### WRITTEN EXERCISE A
Update the records from their first line through the line containing "table2-cell-value: 2120만 <box>731" by replacing "table2-cell-value" with "table2-value", leaving everything else unchanged.

### PASSAGE GIVEN
** Start **

Beyond the atrophy trap: three rules for building an AI marketing organisation

AI can make marketing faster and cheaper, but only if you protect the capabilities that make your business distinctive. Here are three rules to help you do both.

Jul 14, 2026

David Billings, Chief Strategy Officer
London

In his Mad//Fest session, David Billings argued that many organisations are approaching AI transformation the wrong way. Their focus is on automating tasks, reducing costs and increasing output. The result is often greater efficiency, but not necessarily greater capability. Over time, businesses risk giving away the expertise, judgment and operating logic that make them distinctive.


David closed his session with three practical rules for leaders who want to capture the benefits of AI without losing control of the capabilities that drive growth. Together, they offer a useful framework for any organisation rethinking its AI marketing strategy, governance model or operating system.

Rule one: own your intelligence

 

Most organisations spend considerable time deciding which models to use. Far fewer examine where their institutional knowledge is actually stored. According to David, that's a mistake.

“Every prompt, every human correction, and every guardrail must live in a central repository that you own.”

** End **

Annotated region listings

** Start **

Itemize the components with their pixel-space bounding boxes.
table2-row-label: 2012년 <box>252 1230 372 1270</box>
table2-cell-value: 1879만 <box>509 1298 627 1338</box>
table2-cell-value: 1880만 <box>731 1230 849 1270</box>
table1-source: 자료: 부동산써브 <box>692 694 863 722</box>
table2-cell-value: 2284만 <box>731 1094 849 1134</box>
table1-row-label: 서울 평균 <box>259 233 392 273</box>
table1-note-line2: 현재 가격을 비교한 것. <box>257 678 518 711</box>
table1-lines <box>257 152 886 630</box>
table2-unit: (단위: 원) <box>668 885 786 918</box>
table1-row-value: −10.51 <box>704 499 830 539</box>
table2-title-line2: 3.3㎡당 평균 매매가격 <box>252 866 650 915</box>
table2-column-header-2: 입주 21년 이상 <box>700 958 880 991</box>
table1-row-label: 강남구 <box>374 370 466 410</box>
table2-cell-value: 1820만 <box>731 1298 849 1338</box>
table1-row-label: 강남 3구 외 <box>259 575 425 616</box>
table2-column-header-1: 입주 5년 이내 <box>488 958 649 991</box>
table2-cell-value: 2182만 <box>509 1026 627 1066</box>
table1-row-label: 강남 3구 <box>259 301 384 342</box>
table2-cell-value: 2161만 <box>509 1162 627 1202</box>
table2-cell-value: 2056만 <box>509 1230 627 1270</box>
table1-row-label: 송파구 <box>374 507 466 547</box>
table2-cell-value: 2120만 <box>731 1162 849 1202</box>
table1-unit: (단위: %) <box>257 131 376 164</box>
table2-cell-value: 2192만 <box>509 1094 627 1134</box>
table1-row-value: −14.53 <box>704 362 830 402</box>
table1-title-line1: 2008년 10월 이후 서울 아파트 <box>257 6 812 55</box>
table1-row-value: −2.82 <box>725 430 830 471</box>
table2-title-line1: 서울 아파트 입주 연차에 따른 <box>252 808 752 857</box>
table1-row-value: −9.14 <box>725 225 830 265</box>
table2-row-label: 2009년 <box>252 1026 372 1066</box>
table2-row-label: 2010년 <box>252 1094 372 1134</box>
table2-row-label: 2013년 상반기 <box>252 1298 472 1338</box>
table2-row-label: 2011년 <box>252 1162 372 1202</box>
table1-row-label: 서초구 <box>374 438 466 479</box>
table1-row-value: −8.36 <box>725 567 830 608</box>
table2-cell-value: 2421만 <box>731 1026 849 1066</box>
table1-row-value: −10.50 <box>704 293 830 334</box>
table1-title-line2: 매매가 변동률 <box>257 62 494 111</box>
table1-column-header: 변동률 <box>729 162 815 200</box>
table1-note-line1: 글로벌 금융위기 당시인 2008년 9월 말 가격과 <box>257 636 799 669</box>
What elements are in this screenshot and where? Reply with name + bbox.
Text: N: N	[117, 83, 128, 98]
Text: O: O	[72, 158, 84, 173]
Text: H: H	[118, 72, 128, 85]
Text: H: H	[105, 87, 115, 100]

** End **

### WRITTEN EXERCISE B
According to the article on building an AI marketing organization, where must every prompt, human correction, and guardrail live?

### RESPONSE A
Itemize the components with their pixel-space bounding boxes.
table2-row-label: 2012년 <box>252 1230 372 1270</box>
table2-value: 1879만 <box>509 1298 627 1338</box>
table2-value: 1880만 <box>731 1230 849 1270</box>
table1-source: 자료: 부동산써브 <box>692 694 863 722</box>
table2-value: 2284만 <box>731 1094 849 1134</box>
table1-row-label: 서울 평균 <box>259 233 392 273</box>
table1-note-line2: 현재 가격을 비교한 것. <box>257 678 518 711</box>
table1-lines <box>257 152 886 630</box>
table2-unit: (단위: 원) <box>668 885 786 918</box>
table1-row-value: −10.51 <box>704 499 830 539</box>
table2-title-line2: 3.3㎡당 평균 매매가격 <box>252 866 650 915</box>
table2-column-header-2: 입주 21년 이상 <box>700 958 880 991</box>
table1-row-label: 강남구 <box>374 370 466 410</box>
table2-value: 1820만 <box>731 1298 849 1338</box>
table1-row-label: 강남 3구 외 <box>259 575 425 616</box>
table2-column-header-1: 입주 5년 이내 <box>488 958 649 991</box>
table2-value: 2182만 <box>509 1026 627 1066</box>
table1-row-label: 강남 3구 <box>259 301 384 342</box>
table2-value: 2161만 <box>509 1162 627 1202</box>
table2-value: 2056만 <box>509 1230 627 1270</box>
table1-row-label: 송파구 <box>374 507 466 547</box>
table2-value: 2120만 <box>731 1162 849 1202</box>

### RESPONSE B
In a central repository that you own.